Using the material that follows, identify and copy each line with the string "Output".

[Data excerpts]
________________________________________

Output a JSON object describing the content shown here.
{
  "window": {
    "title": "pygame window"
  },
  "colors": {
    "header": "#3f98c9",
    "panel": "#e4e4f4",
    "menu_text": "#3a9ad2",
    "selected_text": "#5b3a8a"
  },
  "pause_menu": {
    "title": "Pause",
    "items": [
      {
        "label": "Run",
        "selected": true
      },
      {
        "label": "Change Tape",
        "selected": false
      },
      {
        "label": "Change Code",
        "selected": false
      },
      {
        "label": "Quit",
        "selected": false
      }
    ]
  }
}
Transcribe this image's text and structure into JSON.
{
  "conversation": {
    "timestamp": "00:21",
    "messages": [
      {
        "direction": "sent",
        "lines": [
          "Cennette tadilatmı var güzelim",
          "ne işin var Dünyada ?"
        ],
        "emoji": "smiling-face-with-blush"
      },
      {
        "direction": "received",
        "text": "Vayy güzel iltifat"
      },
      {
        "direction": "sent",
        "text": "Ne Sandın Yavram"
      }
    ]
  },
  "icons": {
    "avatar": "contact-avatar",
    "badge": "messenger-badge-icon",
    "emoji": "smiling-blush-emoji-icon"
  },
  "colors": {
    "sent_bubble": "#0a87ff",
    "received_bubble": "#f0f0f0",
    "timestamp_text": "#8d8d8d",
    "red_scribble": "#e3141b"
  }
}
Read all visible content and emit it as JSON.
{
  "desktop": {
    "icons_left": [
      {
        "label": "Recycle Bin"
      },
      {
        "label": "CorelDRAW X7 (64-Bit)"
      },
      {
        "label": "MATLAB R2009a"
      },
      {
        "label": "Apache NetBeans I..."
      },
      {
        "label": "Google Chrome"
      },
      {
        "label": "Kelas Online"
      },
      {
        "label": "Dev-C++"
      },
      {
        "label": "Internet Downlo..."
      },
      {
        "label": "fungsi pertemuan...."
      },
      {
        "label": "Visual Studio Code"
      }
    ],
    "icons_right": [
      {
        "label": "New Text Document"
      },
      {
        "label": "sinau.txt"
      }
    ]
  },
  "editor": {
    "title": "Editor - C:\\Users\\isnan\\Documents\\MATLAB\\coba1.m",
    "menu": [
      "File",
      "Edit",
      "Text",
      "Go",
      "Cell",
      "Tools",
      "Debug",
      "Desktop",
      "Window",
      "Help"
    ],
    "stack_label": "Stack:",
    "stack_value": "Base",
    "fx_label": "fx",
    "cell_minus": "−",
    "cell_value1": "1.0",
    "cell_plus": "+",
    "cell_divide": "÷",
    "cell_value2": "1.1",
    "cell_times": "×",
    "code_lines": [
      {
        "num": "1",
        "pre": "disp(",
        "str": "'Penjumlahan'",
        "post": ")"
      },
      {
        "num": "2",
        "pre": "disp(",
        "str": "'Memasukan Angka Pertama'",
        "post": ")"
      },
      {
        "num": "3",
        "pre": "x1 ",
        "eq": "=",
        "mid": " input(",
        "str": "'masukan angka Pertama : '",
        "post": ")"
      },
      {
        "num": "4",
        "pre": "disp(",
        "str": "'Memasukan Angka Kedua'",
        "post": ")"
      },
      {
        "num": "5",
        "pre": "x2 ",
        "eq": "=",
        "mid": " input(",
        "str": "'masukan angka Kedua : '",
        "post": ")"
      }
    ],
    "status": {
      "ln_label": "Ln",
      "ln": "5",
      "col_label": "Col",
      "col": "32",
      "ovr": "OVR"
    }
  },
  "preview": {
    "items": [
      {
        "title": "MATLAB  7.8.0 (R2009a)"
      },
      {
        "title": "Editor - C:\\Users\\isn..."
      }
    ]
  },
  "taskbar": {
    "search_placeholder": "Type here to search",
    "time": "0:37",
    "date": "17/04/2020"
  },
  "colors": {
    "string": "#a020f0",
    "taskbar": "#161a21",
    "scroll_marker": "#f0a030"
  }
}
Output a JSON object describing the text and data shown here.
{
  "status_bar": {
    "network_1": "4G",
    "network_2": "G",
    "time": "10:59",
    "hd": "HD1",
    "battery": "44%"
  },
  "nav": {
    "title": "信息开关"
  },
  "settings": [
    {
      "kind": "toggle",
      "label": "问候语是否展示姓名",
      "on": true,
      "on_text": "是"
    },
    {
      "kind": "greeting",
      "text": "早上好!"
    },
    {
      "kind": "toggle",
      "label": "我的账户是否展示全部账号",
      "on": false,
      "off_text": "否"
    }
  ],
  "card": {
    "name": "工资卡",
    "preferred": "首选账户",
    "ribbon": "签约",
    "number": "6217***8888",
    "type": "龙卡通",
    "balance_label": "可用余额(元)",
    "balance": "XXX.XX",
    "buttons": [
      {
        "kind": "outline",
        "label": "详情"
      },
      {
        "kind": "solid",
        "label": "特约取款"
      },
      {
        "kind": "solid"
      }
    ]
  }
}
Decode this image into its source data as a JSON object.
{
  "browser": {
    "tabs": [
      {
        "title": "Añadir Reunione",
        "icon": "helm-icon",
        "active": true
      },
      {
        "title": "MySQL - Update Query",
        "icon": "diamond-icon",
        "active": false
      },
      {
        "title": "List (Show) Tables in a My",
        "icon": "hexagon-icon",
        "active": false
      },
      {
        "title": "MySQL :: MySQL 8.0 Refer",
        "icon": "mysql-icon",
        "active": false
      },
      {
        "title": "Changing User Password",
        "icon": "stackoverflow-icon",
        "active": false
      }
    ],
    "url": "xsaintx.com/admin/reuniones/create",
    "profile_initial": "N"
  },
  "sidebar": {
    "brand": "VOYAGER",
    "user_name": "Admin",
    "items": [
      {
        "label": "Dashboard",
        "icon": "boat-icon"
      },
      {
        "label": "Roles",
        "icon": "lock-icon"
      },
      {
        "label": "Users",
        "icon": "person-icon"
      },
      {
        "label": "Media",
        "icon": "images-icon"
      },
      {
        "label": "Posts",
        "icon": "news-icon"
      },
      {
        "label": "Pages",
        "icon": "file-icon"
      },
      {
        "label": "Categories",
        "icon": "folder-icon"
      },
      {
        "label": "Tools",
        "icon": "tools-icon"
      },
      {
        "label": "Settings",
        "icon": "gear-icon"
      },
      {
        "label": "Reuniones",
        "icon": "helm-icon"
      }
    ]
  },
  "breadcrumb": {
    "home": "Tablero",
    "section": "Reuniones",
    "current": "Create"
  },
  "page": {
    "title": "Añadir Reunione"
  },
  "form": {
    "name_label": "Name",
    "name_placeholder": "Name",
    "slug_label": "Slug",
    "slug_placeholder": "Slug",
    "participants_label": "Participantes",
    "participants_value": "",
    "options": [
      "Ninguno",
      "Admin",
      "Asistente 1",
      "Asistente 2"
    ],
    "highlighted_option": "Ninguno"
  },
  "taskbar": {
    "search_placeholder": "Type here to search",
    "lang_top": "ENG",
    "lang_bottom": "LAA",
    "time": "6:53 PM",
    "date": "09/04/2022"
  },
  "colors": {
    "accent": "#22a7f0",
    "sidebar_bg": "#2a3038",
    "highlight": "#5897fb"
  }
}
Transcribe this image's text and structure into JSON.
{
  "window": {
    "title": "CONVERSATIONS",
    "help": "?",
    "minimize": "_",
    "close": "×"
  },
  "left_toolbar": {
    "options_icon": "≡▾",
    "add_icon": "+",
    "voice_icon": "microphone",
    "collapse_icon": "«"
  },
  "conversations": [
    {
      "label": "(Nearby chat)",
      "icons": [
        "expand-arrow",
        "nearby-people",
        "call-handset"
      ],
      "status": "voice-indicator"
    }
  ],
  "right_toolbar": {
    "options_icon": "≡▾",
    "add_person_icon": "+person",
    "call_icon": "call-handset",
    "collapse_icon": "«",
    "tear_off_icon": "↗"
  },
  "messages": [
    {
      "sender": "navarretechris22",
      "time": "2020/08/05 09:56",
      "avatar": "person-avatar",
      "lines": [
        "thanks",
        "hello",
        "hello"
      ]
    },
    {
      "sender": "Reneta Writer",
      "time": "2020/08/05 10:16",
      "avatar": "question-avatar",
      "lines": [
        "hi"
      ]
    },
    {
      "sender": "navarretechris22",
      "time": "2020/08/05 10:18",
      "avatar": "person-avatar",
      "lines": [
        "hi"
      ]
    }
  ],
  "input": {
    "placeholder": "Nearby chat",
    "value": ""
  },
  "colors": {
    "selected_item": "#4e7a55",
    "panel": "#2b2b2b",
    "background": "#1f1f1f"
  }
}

________________________________________

Task solution
Output a JSON object describing the content shown here.
Output a JSON object describing the text and data shown here.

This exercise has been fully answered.